Below is a block of records; repeat all of them exactly.

== Provided information ==

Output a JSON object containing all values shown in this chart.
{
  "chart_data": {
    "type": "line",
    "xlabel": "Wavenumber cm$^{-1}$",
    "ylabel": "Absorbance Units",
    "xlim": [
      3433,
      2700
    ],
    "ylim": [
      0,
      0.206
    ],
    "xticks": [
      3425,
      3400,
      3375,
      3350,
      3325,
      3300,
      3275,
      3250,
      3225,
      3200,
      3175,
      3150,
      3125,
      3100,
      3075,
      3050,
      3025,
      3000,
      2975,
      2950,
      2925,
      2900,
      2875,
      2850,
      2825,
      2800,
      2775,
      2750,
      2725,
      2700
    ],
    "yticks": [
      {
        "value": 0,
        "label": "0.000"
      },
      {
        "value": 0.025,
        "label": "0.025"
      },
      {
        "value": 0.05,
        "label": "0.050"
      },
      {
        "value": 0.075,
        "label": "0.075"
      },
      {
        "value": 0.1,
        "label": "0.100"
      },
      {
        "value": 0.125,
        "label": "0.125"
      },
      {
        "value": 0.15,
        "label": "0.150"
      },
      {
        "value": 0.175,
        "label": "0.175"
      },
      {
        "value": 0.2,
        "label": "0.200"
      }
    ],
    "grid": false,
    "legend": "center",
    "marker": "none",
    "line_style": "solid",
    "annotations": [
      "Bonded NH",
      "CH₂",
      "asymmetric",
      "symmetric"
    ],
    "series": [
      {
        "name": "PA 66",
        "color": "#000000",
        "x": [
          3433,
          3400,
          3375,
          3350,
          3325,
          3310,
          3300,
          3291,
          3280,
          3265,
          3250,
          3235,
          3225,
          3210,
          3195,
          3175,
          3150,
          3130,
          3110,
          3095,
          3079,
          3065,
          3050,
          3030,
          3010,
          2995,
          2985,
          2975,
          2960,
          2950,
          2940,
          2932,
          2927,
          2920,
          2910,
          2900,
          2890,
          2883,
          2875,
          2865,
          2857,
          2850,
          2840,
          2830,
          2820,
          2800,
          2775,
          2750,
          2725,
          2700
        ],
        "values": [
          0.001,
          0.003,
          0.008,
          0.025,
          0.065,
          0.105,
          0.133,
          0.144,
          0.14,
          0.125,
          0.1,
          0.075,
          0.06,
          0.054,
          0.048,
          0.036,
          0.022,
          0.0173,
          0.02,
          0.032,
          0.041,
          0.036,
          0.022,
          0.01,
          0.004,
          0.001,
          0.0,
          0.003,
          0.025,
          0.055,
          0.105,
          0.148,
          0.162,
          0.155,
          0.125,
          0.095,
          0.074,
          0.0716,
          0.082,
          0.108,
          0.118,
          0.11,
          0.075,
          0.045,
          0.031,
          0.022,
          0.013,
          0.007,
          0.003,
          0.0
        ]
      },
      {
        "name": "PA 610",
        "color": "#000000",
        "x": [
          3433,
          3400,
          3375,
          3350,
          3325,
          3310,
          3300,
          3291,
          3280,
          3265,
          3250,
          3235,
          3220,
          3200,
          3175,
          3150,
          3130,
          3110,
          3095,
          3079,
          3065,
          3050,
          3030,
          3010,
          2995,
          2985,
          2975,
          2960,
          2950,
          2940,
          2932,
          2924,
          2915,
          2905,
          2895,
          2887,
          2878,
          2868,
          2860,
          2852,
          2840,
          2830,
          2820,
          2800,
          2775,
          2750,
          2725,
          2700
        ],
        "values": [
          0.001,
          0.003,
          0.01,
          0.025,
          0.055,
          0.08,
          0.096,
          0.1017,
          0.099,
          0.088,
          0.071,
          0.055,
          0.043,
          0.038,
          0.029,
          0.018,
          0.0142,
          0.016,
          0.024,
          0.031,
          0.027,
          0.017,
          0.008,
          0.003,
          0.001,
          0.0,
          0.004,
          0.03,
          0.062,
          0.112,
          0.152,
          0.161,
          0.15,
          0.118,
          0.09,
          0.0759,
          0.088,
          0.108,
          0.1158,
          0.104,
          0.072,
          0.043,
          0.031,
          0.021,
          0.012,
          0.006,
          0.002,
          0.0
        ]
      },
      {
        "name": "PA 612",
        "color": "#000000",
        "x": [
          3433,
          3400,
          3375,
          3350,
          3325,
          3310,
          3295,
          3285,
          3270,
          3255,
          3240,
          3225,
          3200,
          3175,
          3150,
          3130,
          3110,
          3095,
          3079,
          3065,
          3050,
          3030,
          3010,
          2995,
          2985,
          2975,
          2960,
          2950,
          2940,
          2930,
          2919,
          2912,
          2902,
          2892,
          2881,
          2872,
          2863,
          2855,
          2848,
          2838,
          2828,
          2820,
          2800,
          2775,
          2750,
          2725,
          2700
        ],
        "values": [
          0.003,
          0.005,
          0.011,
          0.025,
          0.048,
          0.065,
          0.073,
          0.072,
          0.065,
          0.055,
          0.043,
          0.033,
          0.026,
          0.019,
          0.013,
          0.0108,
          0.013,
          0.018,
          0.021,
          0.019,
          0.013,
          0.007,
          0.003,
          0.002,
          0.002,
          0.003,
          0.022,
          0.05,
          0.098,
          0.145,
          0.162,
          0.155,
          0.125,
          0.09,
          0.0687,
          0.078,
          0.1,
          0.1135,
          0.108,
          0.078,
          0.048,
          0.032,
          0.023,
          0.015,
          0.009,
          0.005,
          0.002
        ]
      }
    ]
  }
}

===

> _Answer below_:
Output a JSON object containing all values shown in this chart.
{
  "chart_data": {
    "type": "line",
    "xlabel": "Wavenumber cm$^{-1}$",
    "ylabel": "Absorbance Units",
    "xlim": [
      3433,
      2700
    ],
    "ylim": [
      0,
      0.206
    ],
    "xticks": [
      3425,
      3400,
      3375,
      3350,
      3325,
      3300,
      3275,
      3250,
      3225,
      3200,
      3175,
      3150,
      3125,
      3100,
      3075,
      3050,
      3025,
      3000,
      2975,
      2950,
      2925,
      2900,
      2875,
      2850,
      2825,
      2800,
      2775,
      2750,
      2725,
      2700
    ],
    "yticks": [
      {
        "value": 0,
        "label": "0.000"
      },
      {
        "value": 0.025,
        "label": "0.025"
      },
      {
        "value": 0.05,
        "label": "0.050"
      },
      {
        "value": 0.075,
        "label": "0.075"
      },
      {
        "value": 0.1,
        "label": "0.100"
      },
      {
        "value": 0.125,
        "label": "0.125"
      },
      {
        "value": 0.15,
        "label": "0.150"
      },
      {
        "value": 0.175,
        "label": "0.175"
      },
      {
        "value": 0.2,
        "label": "0.200"
      }
    ],
    "grid": false,
    "legend": "center",
    "marker": "none",
    "line_style": "solid",
    "annotations": [
      "Bonded NH",
      "CH₂",
      "asymmetric",
      "symmetric"
    ],
    "series": [
      {
        "name": "PA 66",
        "color": "#000000",
        "x": [
          3433,
          3400,
          3375,
          3350,
          3325,
          3310,
          3300,
          3291,
          3280,
          3265,
          3250,
          3235,
          3225,
          3210,
          3195,
          3175,
          3150,
          3130,
          3110,
          3095,
          3079,
          3065,
          3050,
          3030,
          3010,
          2995,
          2985,
          2975,
          2960,
          2950,
          2940,
          2932,
          2927,
          2920,
          2910,
          2900,
          2890,
          2883,
          2875,
          2865,
          2857,
          2850,
          2840,
          2830,
          2820,
          2800,
          2775,
          2750,
          2725,
          2700
        ],
        "values": [
          0.001,
          0.003,
          0.008,
          0.025,
          0.065,
          0.105,
          0.133,
          0.144,
          0.14,
          0.125,
          0.1,
          0.075,
          0.06,
          0.054,
          0.048,
          0.036,
          0.022,
          0.0173,
          0.02,
          0.032,
          0.041,
          0.036,
          0.022,
          0.01,
          0.004,
          0.001,
          0.0,
          0.003,
          0.025,
          0.055,
          0.105,
          0.148,
          0.162,
          0.155,
          0.125,
          0.095,
          0.074,
          0.0716,
          0.082,
          0.108,
          0.118,
          0.11,
          0.075,
          0.045,
          0.031,
          0.022,
          0.013,
          0.007,
          0.003,
          0.0
        ]
      },
      {
        "name": "PA 610",
        "color": "#000000",
        "x": [
          3433,
          3400,
          3375,
          3350,
          3325,
          3310,
          3300,
          3291,
          3280,
          3265,
          3250,
          3235,
          3220,
          3200,
          3175,
          3150,
          3130,
          3110,
          3095,
          3079,
          3065,
          3050,
          3030,
          3010,
          2995,
          2985,
          2975,
          2960,
          2950,
          2940,
          2932,
          2924,
          2915,
          2905,
          2895,
          2887,
          2878,
          2868,
          2860,
          2852,
          2840,
          2830,
          2820,
          2800,
          2775,
          2750,
          2725,
          2700
        ],
        "values": [
          0.001,
          0.003,
          0.01,
          0.025,
          0.055,
          0.08,
          0.096,
          0.1017,
          0.099,
          0.088,
          0.071,
          0.055,
          0.043,
          0.038,
          0.029,
          0.018,
          0.0142,
          0.016,
          0.024,
          0.031,
          0.027,
          0.017,
          0.008,
          0.003,
          0.001,
          0.0,
          0.004,
          0.03,
          0.062,
          0.112,
          0.152,
          0.161,
          0.15,
          0.118,
          0.09,
          0.0759,
          0.088,
          0.108,
          0.1158,
          0.104,
          0.072,
          0.043,
          0.031,
          0.021,
          0.012,
          0.006,
          0.002,
          0.0
        ]
      },
      {
        "name": "PA 612",
        "color": "#000000",
        "x": [
          3433,
          3400,
          3375,
          3350,
          3325,
          3310,
          3295,
          3285,
          3270,
          3255,
          3240,
          3225,
          3200,
          3175,
          3150,
          3130,
          3110,
          3095,
          3079,
          3065,
          3050,
          3030,
          3010,
          2995,
          2985,
          2975,
          2960,
          2950,
          2940,
          2930,
          2919,
          2912,
          2902,
          2892,
          2881,
          2872,
          2863,
          2855,
          2848,
          2838,
          2828,
          2820,
          2800,
          2775,
          2750,
          2725,
          2700
        ],
        "values": [
          0.003,
          0.005,
          0.011,
          0.025,
          0.048,
          0.065,
          0.073,
          0.072,
          0.065,
          0.055,
          0.043,
          0.033,
          0.026,
          0.019,
          0.013,
          0.0108,
          0.013,
          0.018,
          0.021,
          0.019,
          0.013,
          0.007,
          0.003,
          0.002,
          0.002,
          0.003,
          0.022,
          0.05,
          0.098,
          0.145,
          0.162,
          0.155,
          0.125,
          0.09,
          0.0687,
          0.078,
          0.1,
          0.1135,
          0.108,
          0.078,
          0.048,
          0.032,
          0.023,
          0.015,
          0.009,
          0.005,
          0.002
        ]
      }
    ]
  }
}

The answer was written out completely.